Data provided:
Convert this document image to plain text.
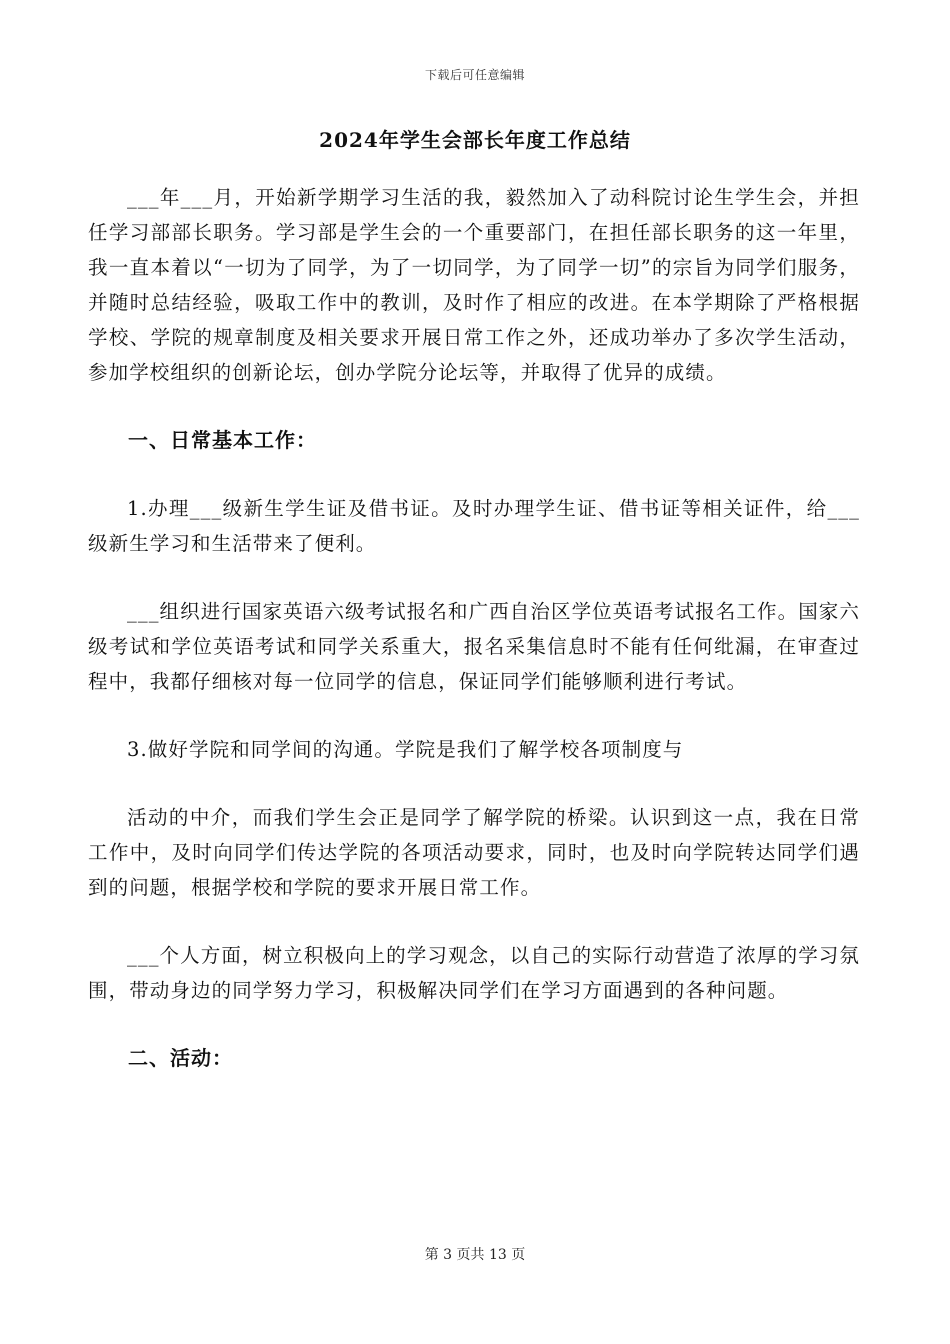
下载后可任意编辑
2024年学生会部长年度工作总结

___年___月，开始新学期学习生活的我，毅然加入了动科院讨论生学生会，并担任学习部部长职务。学习部是学生会的一个重要部门，在担任部长职务的这一年里，我一直本着以“一切为了同学，为了一切同学，为了同学一切”的宗旨为同学们服务，并随时总结经验，吸取工作中的教训，及时作了相应的改进。在本学期除了严格根据学校、学院的规章制度及相关要求开展日常工作之外，还成功举办了多次学生活动，参加学校组织的创新论坛，创办学院分论坛等，并取得了优异的成绩。

一、日常基本工作：

1.办理___级新生学生证及借书证。及时办理学生证、借书证等相关证件，给___级新生学习和生活带来了便利。

___组织进行国家英语六级考试报名和广西自治区学位英语考试报名工作。国家六级考试和学位英语考试和同学关系重大，报名采集信息时不能有任何纰漏，在审查过程中，我都仔细核对每一位同学的信息，保证同学们能够顺利进行考试。

3.做好学院和同学间的沟通。学院是我们了解学校各项制度与

活动的中介，而我们学生会正是同学了解学院的桥梁。认识到这一点，我在日常工作中，及时向同学们传达学院的各项活动要求，同时，也及时向学院转达同学们遇到的问题，根据学校和学院的要求开展日常工作。

___个人方面，树立积极向上的学习观念，以自己的实际行动营造了浓厚的学习氛围，带动身边的同学努力学习，积极解决同学们在学习方面遇到的各种问题。

二、活动：

第 3 页共 13 页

Written request:
Copy out all of the data word for word. Do not carry over any picture.

Solution to this exercise:
Convert this document image to plain text.
下载后可任意编辑
2024年学生会部长年度工作总结

___年___月，开始新学期学习生活的我，毅然加入了动科院讨论生学生会，并担任学习部部长职务。学习部是学生会的一个重要部门，在担任部长职务的这一年里，我一直本着以“一切为了同学，为了一切同学，为了同学一切”的宗旨为同学们服务，并随时总结经验，吸取工作中的教训，及时作了相应的改进。在本学期除了严格根据学校、学院的规章制度及相关要求开展日常工作之外，还成功举办了多次学生活动，参加学校组织的创新论坛，创办学院分论坛等，并取得了优异的成绩。

一、日常基本工作：

1.办理___级新生学生证及借书证。及时办理学生证、借书证等相关证件，给___级新生学习和生活带来了便利。

___组织进行国家英语六级考试报名和广西自治区学位英语考试报名工作。国家六级考试和学位英语考试和同学关系重大，报名采集信息时不能有任何纰漏，在审查过程中，我都仔细核对每一位同学的信息，保证同学们能够顺利进行考试。

3.做好学院和同学间的沟通。学院是我们了解学校各项制度与

活动的中介，而我们学生会正是同学了解学院的桥梁。认识到这一点，我在日常工作中，及时向同学们传达学院的各项活动要求，同时，也及时向学院转达同学们遇到的问题，根据学校和学院的要求开展日常工作。

___个人方面，树立积极向上的学习观念，以自己的实际行动营造了浓厚的学习氛围，带动身边的同学努力学习，积极解决同学们在学习方面遇到的各种问题。

二、活动：

第 3 页共 13 页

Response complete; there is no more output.